◆ YOUR INSTRUCTIONS: Lines that contain the string "period" are to be copied; leave out all others.

◆ Stored entries:
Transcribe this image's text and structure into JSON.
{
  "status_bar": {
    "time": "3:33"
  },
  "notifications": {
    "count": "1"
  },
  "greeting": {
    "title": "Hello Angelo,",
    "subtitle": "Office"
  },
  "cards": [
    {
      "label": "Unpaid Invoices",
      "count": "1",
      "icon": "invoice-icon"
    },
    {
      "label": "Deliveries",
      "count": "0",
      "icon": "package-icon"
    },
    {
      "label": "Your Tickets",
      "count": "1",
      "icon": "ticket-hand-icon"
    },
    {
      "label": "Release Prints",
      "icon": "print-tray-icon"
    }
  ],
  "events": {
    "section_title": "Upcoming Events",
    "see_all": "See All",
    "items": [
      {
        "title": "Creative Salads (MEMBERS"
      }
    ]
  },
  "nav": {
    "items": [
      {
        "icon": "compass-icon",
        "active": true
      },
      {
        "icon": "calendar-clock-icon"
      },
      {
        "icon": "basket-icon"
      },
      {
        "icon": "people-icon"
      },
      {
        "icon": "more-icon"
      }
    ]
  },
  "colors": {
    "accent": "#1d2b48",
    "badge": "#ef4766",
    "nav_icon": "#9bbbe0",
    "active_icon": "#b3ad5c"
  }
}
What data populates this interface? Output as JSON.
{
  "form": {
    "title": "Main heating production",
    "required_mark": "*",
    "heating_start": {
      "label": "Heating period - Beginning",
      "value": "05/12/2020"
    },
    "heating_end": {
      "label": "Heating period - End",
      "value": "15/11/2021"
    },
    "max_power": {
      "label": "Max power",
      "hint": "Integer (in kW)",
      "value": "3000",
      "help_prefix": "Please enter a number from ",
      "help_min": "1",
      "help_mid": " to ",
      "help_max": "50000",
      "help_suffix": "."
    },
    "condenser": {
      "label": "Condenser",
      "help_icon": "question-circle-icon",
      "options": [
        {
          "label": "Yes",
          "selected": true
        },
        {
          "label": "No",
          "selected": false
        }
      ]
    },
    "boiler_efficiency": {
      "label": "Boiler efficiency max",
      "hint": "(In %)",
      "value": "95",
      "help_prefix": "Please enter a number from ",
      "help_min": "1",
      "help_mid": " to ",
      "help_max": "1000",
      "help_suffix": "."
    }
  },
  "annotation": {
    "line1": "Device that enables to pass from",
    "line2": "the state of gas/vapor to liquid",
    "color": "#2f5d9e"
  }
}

◆ EXERCISE RESULT:
      "label": "Heating period - Beginning",
      "label": "Heating period - End",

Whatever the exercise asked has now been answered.